[Stored entries]
************
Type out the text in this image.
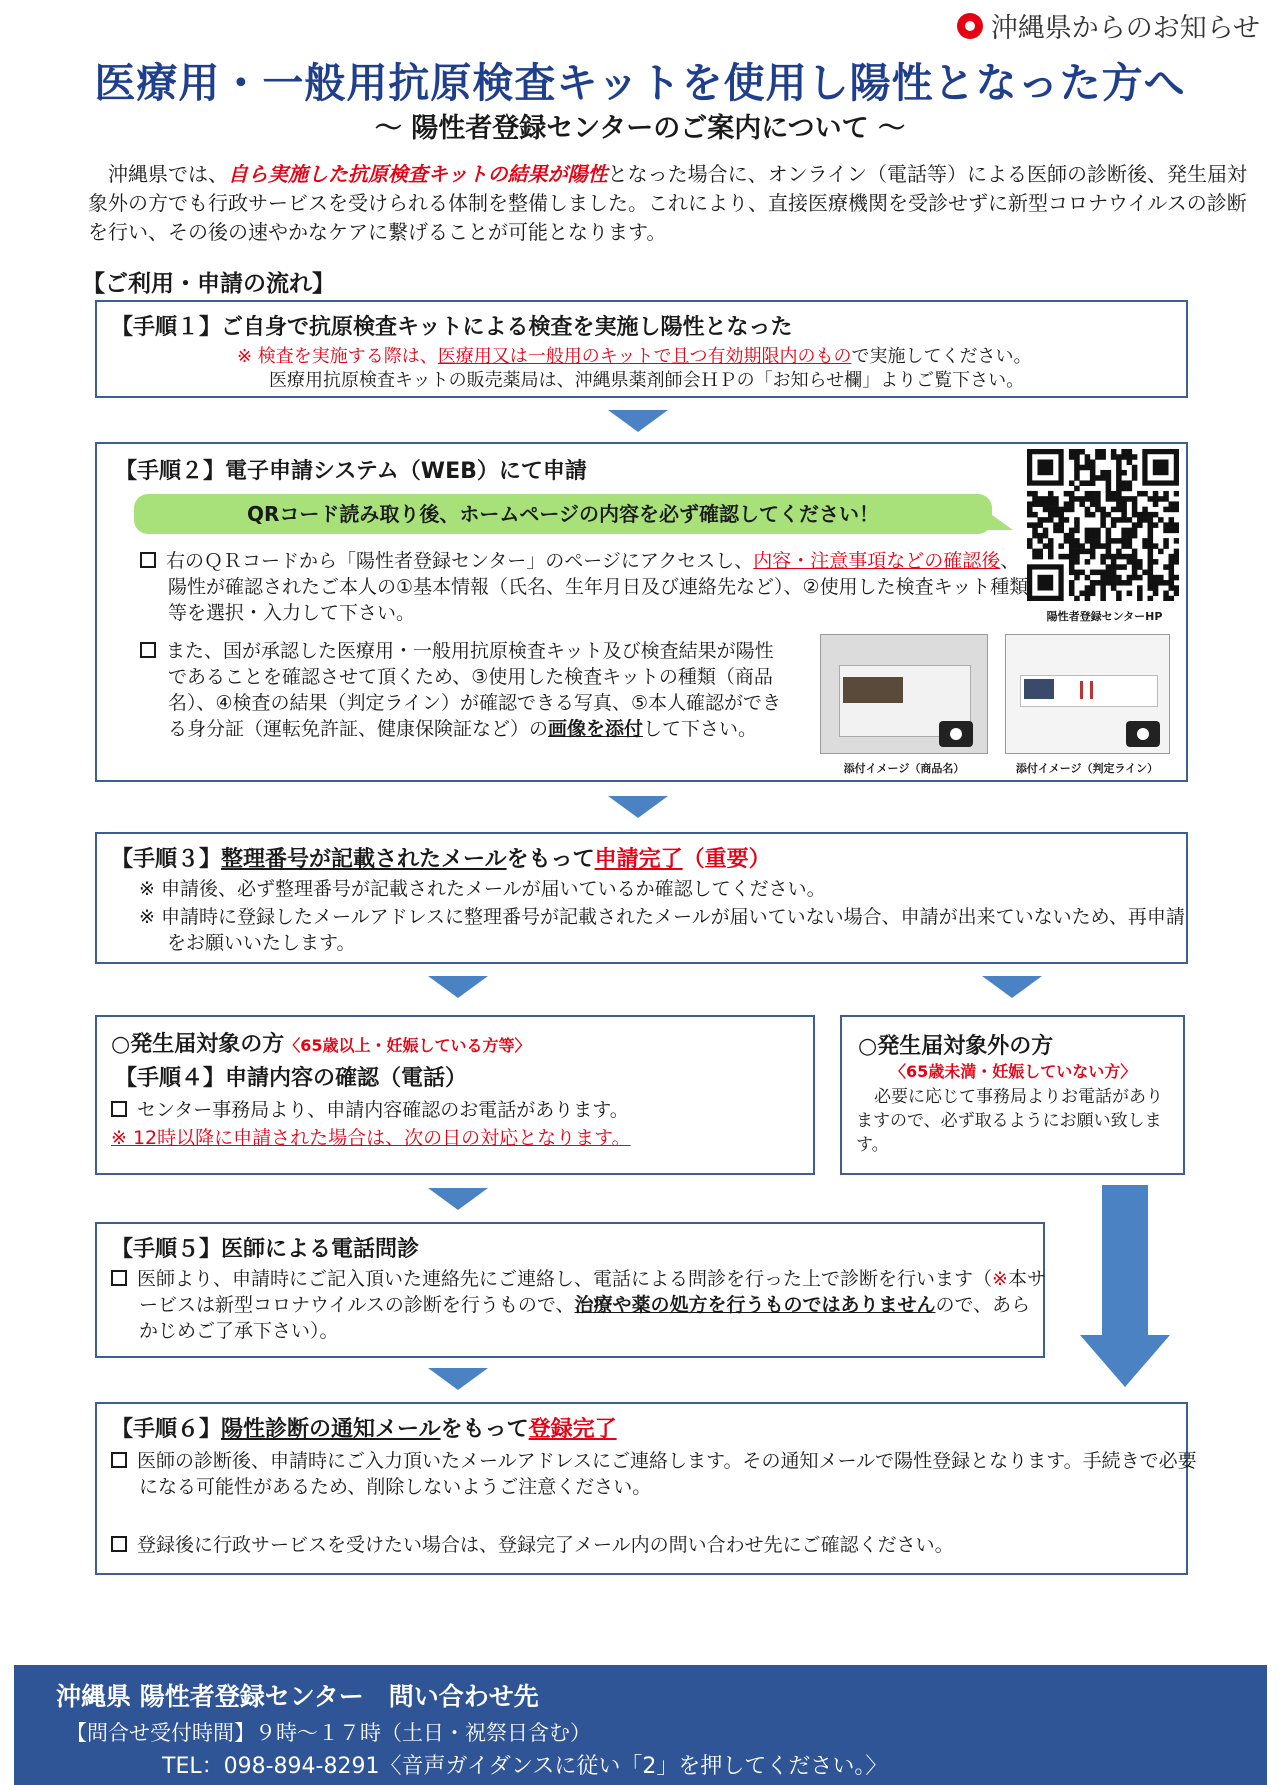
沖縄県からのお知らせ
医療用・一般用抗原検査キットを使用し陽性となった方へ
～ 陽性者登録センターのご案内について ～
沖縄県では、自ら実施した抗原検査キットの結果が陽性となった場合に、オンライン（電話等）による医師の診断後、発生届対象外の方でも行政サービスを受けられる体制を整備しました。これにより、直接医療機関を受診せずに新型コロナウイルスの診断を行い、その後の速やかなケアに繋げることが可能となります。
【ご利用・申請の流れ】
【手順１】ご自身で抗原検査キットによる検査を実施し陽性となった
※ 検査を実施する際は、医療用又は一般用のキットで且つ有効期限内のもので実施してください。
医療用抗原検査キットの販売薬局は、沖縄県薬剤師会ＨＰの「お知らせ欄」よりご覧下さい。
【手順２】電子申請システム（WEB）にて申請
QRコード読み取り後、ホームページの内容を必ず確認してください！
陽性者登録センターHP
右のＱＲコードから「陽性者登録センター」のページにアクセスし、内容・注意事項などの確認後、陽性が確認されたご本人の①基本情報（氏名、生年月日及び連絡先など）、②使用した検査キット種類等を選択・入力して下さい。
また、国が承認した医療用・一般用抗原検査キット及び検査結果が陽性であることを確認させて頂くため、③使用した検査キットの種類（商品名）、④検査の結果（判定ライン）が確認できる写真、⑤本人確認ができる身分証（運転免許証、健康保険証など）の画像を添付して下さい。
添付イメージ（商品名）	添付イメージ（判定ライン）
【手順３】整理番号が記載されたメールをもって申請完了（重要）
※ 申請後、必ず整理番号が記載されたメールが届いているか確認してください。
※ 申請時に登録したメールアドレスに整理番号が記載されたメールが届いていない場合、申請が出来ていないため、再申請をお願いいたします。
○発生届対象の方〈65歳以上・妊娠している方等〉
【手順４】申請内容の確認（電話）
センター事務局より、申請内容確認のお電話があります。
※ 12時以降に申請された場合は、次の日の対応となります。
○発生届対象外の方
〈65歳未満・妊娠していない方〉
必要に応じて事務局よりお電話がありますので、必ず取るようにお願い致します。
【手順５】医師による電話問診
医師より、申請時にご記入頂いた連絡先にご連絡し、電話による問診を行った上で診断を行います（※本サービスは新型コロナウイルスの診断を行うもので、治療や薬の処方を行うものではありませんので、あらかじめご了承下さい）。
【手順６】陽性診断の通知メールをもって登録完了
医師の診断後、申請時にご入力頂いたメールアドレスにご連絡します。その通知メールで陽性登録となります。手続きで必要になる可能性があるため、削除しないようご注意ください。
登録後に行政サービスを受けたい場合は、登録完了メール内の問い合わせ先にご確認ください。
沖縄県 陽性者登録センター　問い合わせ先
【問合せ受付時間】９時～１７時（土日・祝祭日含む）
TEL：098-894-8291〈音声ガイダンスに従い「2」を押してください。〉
************
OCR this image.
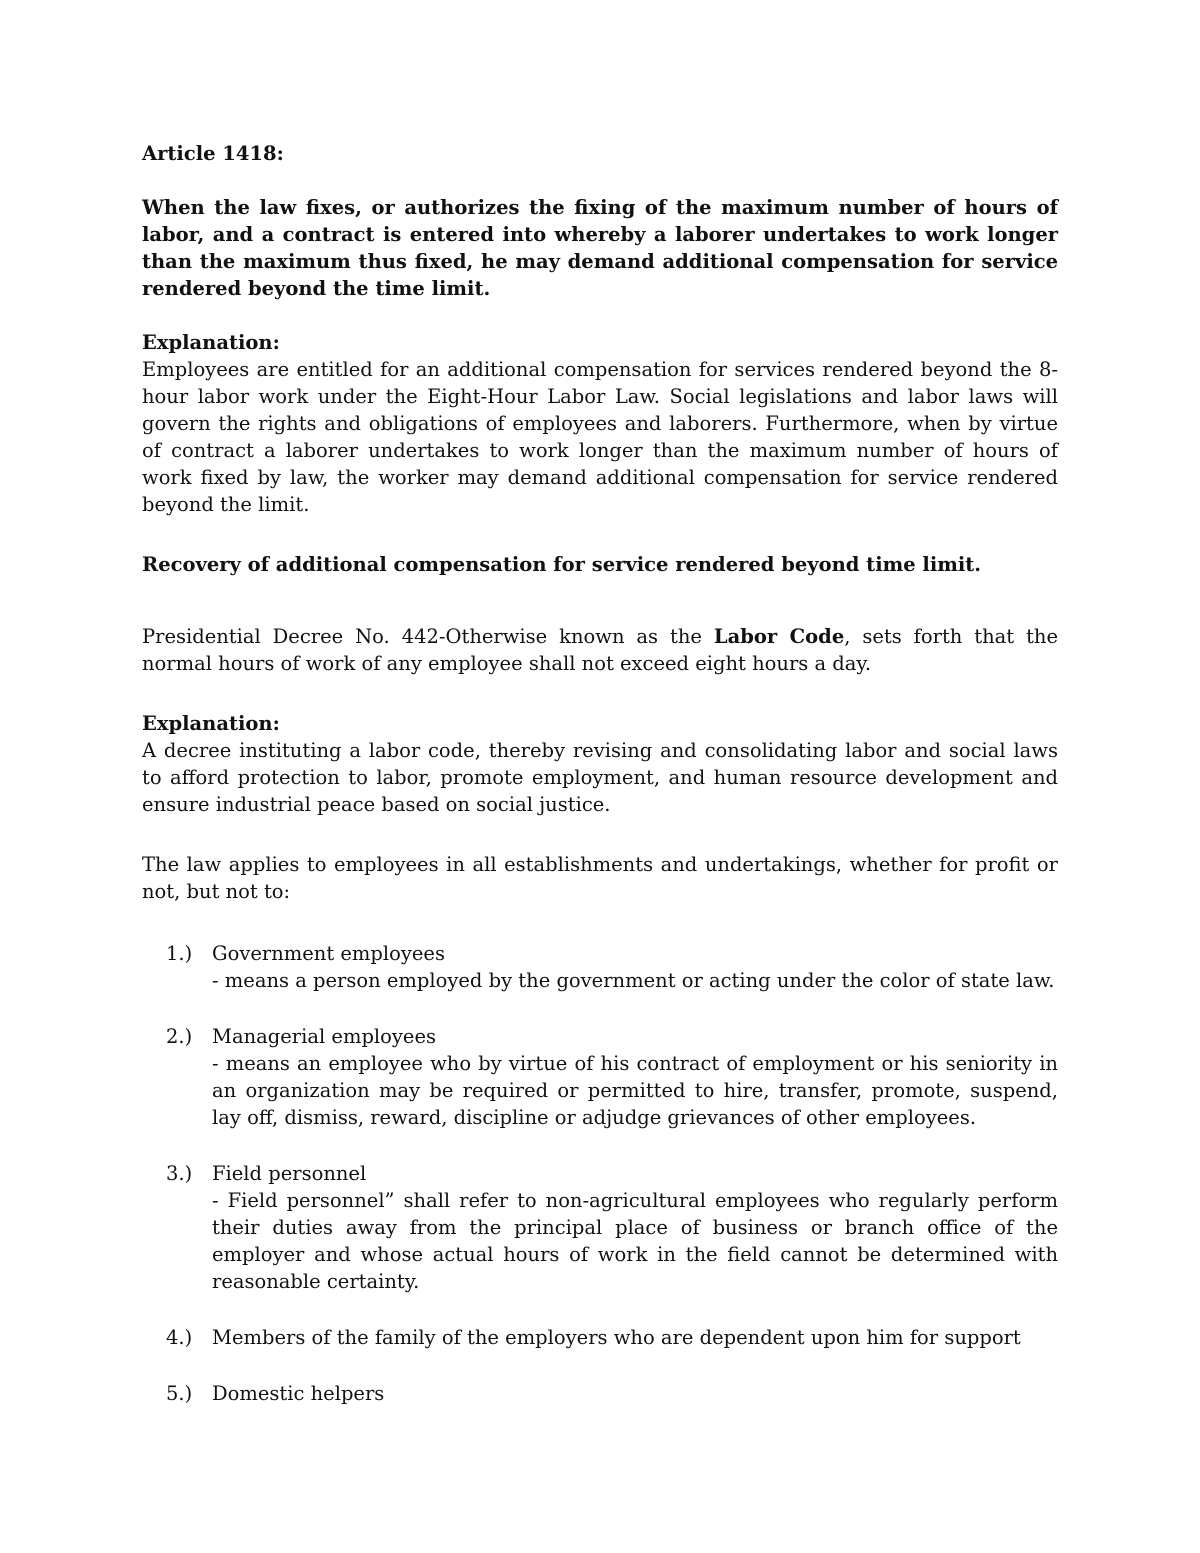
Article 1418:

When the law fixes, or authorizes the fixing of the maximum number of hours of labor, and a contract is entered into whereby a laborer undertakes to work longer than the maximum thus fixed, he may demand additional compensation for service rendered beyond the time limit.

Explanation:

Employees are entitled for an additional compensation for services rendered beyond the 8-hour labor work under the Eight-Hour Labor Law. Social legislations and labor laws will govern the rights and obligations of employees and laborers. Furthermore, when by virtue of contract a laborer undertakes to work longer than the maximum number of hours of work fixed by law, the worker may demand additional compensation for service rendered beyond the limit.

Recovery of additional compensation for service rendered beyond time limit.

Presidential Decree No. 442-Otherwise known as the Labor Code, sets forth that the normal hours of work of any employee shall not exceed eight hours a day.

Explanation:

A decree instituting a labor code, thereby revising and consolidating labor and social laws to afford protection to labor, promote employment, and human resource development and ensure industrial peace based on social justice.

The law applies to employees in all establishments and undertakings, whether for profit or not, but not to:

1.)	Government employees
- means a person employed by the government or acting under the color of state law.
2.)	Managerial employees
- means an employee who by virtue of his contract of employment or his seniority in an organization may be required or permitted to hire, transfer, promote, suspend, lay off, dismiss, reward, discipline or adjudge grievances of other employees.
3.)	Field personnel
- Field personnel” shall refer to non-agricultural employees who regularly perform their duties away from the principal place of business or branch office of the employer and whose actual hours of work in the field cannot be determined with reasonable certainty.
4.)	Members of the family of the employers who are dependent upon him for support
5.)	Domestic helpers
************
▶ **Task directions**: The answer should be a single number: the count of lines in the data that include the string "判定ライン".

▶ **Solution to the exercise**: 2